___ Material for this exercise ___

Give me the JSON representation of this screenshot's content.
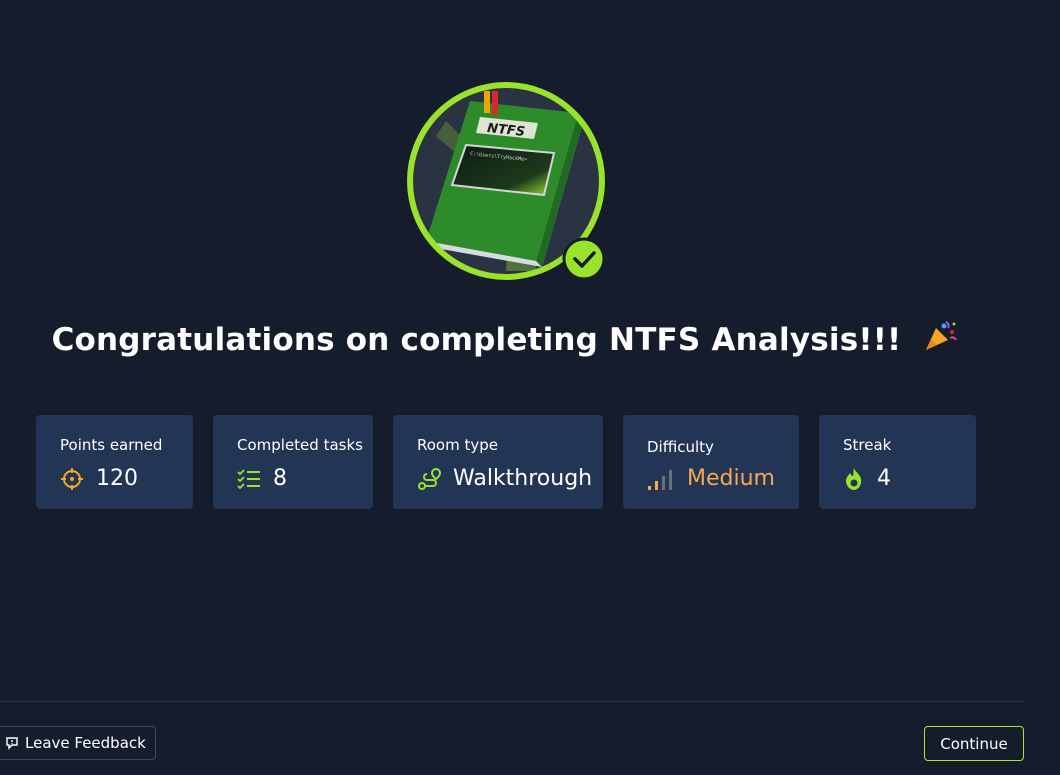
{
  "badge": {
    "book_label": "NTFS",
    "screen_text": "C:\\Users\\TryHackMe>",
    "completed": true
  },
  "title": "Congratulations on completing NTFS Analysis!!!",
  "title_emoji": "party-popper-icon",
  "stats": [
    {
      "label": "Points earned",
      "value": "120",
      "icon": "target-icon",
      "color": "#f5a623"
    },
    {
      "label": "Completed tasks",
      "value": "8",
      "icon": "checklist-icon",
      "color": "#9be22d"
    },
    {
      "label": "Room type",
      "value": "Walkthrough",
      "icon": "route-icon",
      "color": "#9be22d"
    },
    {
      "label": "Difficulty",
      "value": "Medium",
      "icon": "signal-bars-icon",
      "color": "#f5a852"
    },
    {
      "label": "Streak",
      "value": "4",
      "icon": "flame-icon",
      "color": "#9be22d"
    }
  ],
  "footer": {
    "feedback_label": "Leave Feedback",
    "continue_label": "Continue"
  },
  "colors": {
    "background": "#151c2b",
    "card": "#223554",
    "accent": "#a3ea2a",
    "orange": "#f5a623"
  }
}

___

> Do this:
Reproduce the entries above word for word. Pictures stay out.

> Finished task:
Give me the JSON representation of this screenshot's content.
{
  "badge": {
    "book_label": "NTFS",
    "screen_text": "C:\\Users\\TryHackMe>",
    "completed": true
  },
  "title": "Congratulations on completing NTFS Analysis!!!",
  "title_emoji": "party-popper-icon",
  "stats": [
    {
      "label": "Points earned",
      "value": "120",
      "icon": "target-icon",
      "color": "#f5a623"
    },
    {
      "label": "Completed tasks",
      "value": "8",
      "icon": "checklist-icon",
      "color": "#9be22d"
    },
    {
      "label": "Room type",
      "value": "Walkthrough",
      "icon": "route-icon",
      "color": "#9be22d"
    },
    {
      "label": "Difficulty",
      "value": "Medium",
      "icon": "signal-bars-icon",
      "color": "#f5a852"
    },
    {
      "label": "Streak",
      "value": "4",
      "icon": "flame-icon",
      "color": "#9be22d"
    }
  ],
  "footer": {
    "feedback_label": "Leave Feedback",
    "continue_label": "Continue"
  },
  "colors": {
    "background": "#151c2b",
    "card": "#223554",
    "accent": "#a3ea2a",
    "orange": "#f5a623"
  }
}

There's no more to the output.